▶ [Stored data]
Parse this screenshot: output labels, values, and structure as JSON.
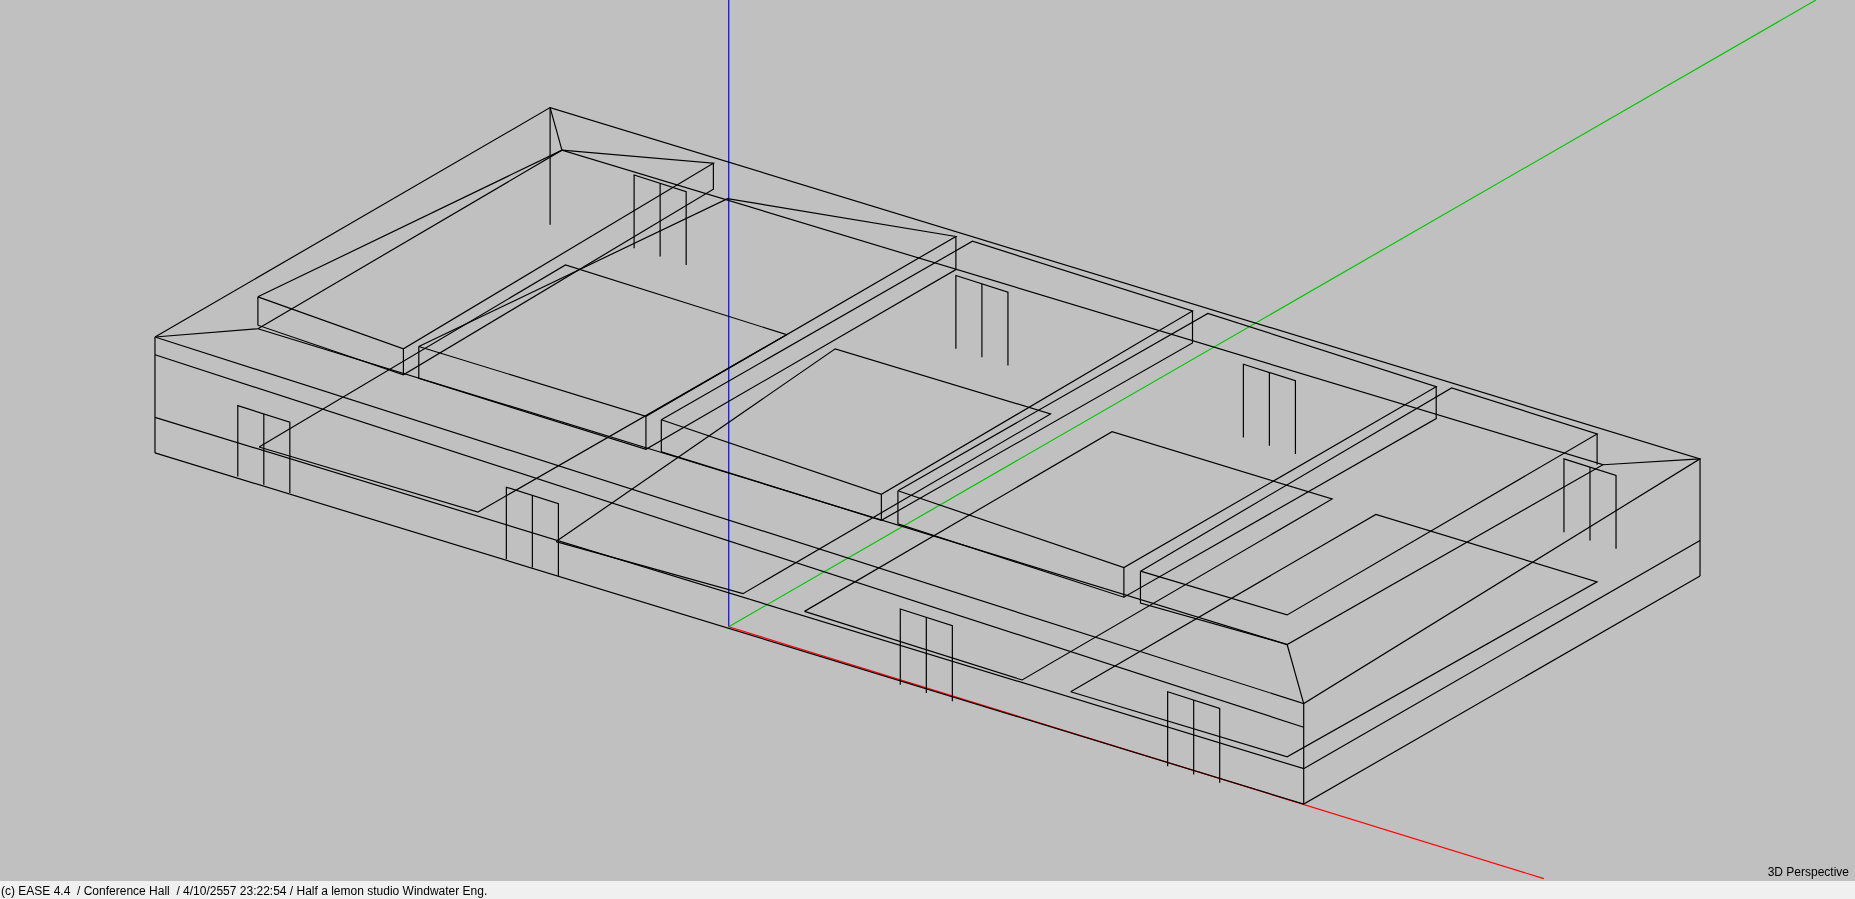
{
  "viewport": {
    "view_label": "3D Perspective"
  },
  "status_bar": {
    "text": "(c) EASE 4.4  / Conference Hall  / 4/10/2557 23:22:54 / Half a lemon studio Windwater Eng."
  }
}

▶ [Task to complete]
Omit the pictures and give the material again, exactly and in full.

▶ [Response to this task]
Parse this screenshot: output labels, values, and structure as JSON.
{
  "viewport": {
    "view_label": "3D Perspective"
  },
  "status_bar": {
    "text": "(c) EASE 4.4  / Conference Hall  / 4/10/2557 23:22:54 / Half a lemon studio Windwater Eng."
  }
}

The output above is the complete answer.